[Start INFORMATION GIVEN]
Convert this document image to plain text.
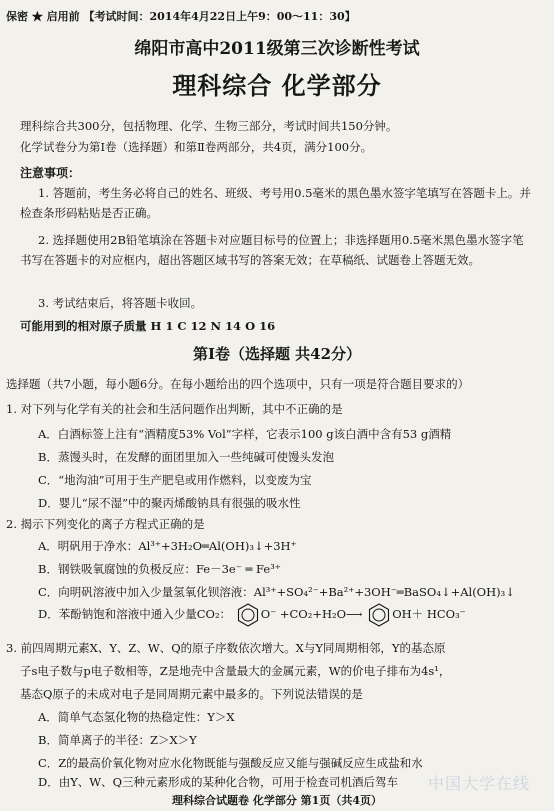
保密 ★ 启用前 【考试时间：2014年4月22日上午9：00～11：30】
绵阳市高中2011级第三次诊断性考试
理科综合 化学部分
理科综合共300分，包括物理、化学、生物三部分，考试时间共150分钟。
化学试卷分为第Ⅰ卷（选择题）和第Ⅱ卷两部分，共4页，满分100分。
注意事项：
1. 答题前，考生务必将自己的姓名、班级、考号用0.5毫米的黑色墨水签字笔填写在答题卡上。并检查条形码粘贴是否正确。
2. 选择题使用2B铅笔填涂在答题卡对应题目标号的位置上；非选择题用0.5毫米黑色墨水签字笔书写在答题卡的对应框内，超出答题区域书写的答案无效；在草稿纸、试题卷上答题无效。
3. 考试结束后，将答题卡收回。
可能用到的相对原子质量 H 1 C 12 N 14 O 16
第Ⅰ卷（选择题 共42分）
选择题（共7小题，每小题6分。在每小题给出的四个选项中，只有一项是符合题目要求的）
1. 对下列与化学有关的社会和生活问题作出判断，其中不正确的是
A．白酒标签上注有“酒精度53% Vol”字样，它表示100 g该白酒中含有53 g酒精
B．蒸馒头时，在发酵的面团里加入一些纯碱可使馒头发泡
C．“地沟油”可用于生产肥皂或用作燃料，以变废为宝
D．婴儿“尿不湿”中的聚丙烯酸钠具有很强的吸水性
2. 揭示下列变化的离子方程式正确的是
A．明矾用于净水：Al³⁺+3H₂O═Al(OH)₃↓+3H⁺
B．钢铁吸氧腐蚀的负极反应：Fe－3e⁻ ═ Fe³⁺
C．向明矾溶液中加入少量氢氧化钡溶液：Al³⁺+SO₄²⁻+Ba²⁺+3OH⁻═BaSO₄↓+Al(OH)₃↓
D．苯酚钠饱和溶液中通入少量CO₂：	O⁻ +CO₂+H₂O⟶	OH＋ HCO₃⁻
3. 前四周期元素X、Y、Z、W、Q的原子序数依次增大。X与Y同周期相邻，Y的基态原
子s电子数与p电子数相等，Z是地壳中含量最大的金属元素，W的价电子排布为4s¹，
基态Q原子的未成对电子是同周期元素中最多的。下列说法错误的是
A．简单气态氢化物的热稳定性：Y＞X
B．简单离子的半径：Z＞X＞Y
C．Z的最高价氧化物对应水化物既能与强酸反应又能与强碱反应生成盐和水
D．由Y、W、Q三种元素形成的某种化合物，可用于检查司机酒后驾车 中国大学在线
理科综合试题卷 化学部分 第1页（共4页）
[End INFORMATION GIVEN]
SHORT EXERCISE> Verbatim reproduction of every record is required; images are left out.

THE OUTPUT>
Convert this document image to plain text.
保密 ★ 启用前 【考试时间：2014年4月22日上午9：00～11：30】
绵阳市高中2011级第三次诊断性考试
理科综合 化学部分
理科综合共300分，包括物理、化学、生物三部分，考试时间共150分钟。
化学试卷分为第Ⅰ卷（选择题）和第Ⅱ卷两部分，共4页，满分100分。
注意事项：
1. 答题前，考生务必将自己的姓名、班级、考号用0.5毫米的黑色墨水签字笔填写在答题卡上。并检查条形码粘贴是否正确。
2. 选择题使用2B铅笔填涂在答题卡对应题目标号的位置上；非选择题用0.5毫米黑色墨水签字笔书写在答题卡的对应框内，超出答题区域书写的答案无效；在草稿纸、试题卷上答题无效。
3. 考试结束后，将答题卡收回。
可能用到的相对原子质量 H 1 C 12 N 14 O 16
第Ⅰ卷（选择题 共42分）
选择题（共7小题，每小题6分。在每小题给出的四个选项中，只有一项是符合题目要求的）
1. 对下列与化学有关的社会和生活问题作出判断，其中不正确的是
A．白酒标签上注有“酒精度53% Vol”字样，它表示100 g该白酒中含有53 g酒精
B．蒸馒头时，在发酵的面团里加入一些纯碱可使馒头发泡
C．“地沟油”可用于生产肥皂或用作燃料，以变废为宝
D．婴儿“尿不湿”中的聚丙烯酸钠具有很强的吸水性
2. 揭示下列变化的离子方程式正确的是
A．明矾用于净水：Al³⁺+3H₂O═Al(OH)₃↓+3H⁺
B．钢铁吸氧腐蚀的负极反应：Fe－3e⁻ ═ Fe³⁺
C．向明矾溶液中加入少量氢氧化钡溶液：Al³⁺+SO₄²⁻+Ba²⁺+3OH⁻═BaSO₄↓+Al(OH)₃↓
D．苯酚钠饱和溶液中通入少量CO₂：	O⁻ +CO₂+H₂O⟶	OH＋ HCO₃⁻
3. 前四周期元素X、Y、Z、W、Q的原子序数依次增大。X与Y同周期相邻，Y的基态原
子s电子数与p电子数相等，Z是地壳中含量最大的金属元素，W的价电子排布为4s¹，
基态Q原子的未成对电子是同周期元素中最多的。下列说法错误的是
A．简单气态氢化物的热稳定性：Y＞X
B．简单离子的半径：Z＞X＞Y
C．Z的最高价氧化物对应水化物既能与强酸反应又能与强碱反应生成盐和水
D．由Y、W、Q三种元素形成的某种化合物，可用于检查司机酒后驾车 中国大学在线
理科综合试题卷 化学部分 第1页（共4页）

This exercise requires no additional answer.